::: DATASET :::
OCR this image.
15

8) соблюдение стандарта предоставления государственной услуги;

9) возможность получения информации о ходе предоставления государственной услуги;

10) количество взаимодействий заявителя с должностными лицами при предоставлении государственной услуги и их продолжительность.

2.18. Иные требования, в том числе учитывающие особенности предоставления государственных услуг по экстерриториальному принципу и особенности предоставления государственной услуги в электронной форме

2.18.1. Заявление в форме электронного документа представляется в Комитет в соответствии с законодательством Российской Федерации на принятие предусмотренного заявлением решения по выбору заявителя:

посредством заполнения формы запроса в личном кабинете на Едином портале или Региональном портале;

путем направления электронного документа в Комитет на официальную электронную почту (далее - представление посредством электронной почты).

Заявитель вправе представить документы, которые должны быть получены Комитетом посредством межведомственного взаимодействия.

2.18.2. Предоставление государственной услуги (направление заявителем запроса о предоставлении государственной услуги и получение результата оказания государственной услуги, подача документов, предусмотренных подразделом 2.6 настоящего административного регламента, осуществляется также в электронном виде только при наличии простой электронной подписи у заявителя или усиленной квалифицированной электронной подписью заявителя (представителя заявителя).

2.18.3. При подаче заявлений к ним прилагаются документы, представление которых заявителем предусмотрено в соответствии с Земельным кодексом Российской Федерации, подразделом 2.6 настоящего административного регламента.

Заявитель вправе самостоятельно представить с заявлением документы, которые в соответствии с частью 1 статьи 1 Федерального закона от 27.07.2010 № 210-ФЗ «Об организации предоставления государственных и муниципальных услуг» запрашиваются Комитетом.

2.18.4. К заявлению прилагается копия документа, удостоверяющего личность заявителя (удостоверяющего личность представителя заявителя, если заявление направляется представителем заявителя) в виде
:::
YOUR OBJECTIVE:
Repeat all entries. Match them exactly.

CORRECT OUTPUT:
OCR this image.
15

8) соблюдение стандарта предоставления государственной услуги;

9) возможность получения информации о ходе предоставления государственной услуги;

10) количество взаимодействий заявителя с должностными лицами при предоставлении государственной услуги и их продолжительность.

2.18. Иные требования, в том числе учитывающие особенности предоставления государственных услуг по экстерриториальному принципу и особенности предоставления государственной услуги в электронной форме

2.18.1. Заявление в форме электронного документа представляется в Комитет в соответствии с законодательством Российской Федерации на принятие предусмотренного заявлением решения по выбору заявителя:

посредством заполнения формы запроса в личном кабинете на Едином портале или Региональном портале;

путем направления электронного документа в Комитет на официальную электронную почту (далее - представление посредством электронной почты).

Заявитель вправе представить документы, которые должны быть получены Комитетом посредством межведомственного взаимодействия.

2.18.2. Предоставление государственной услуги (направление заявителем запроса о предоставлении государственной услуги и получение результата оказания государственной услуги, подача документов, предусмотренных подразделом 2.6 настоящего административного регламента, осуществляется также в электронном виде только при наличии простой электронной подписи у заявителя или усиленной квалифицированной электронной подписью заявителя (представителя заявителя).

2.18.3. При подаче заявлений к ним прилагаются документы, представление которых заявителем предусмотрено в соответствии с Земельным кодексом Российской Федерации, подразделом 2.6 настоящего административного регламента.

Заявитель вправе самостоятельно представить с заявлением документы, которые в соответствии с частью 1 статьи 1 Федерального закона от 27.07.2010 № 210-ФЗ «Об организации предоставления государственных и муниципальных услуг» запрашиваются Комитетом.

2.18.4. К заявлению прилагается копия документа, удостоверяющего личность заявителя (удостоверяющего личность представителя заявителя, если заявление направляется представителем заявителя) в виде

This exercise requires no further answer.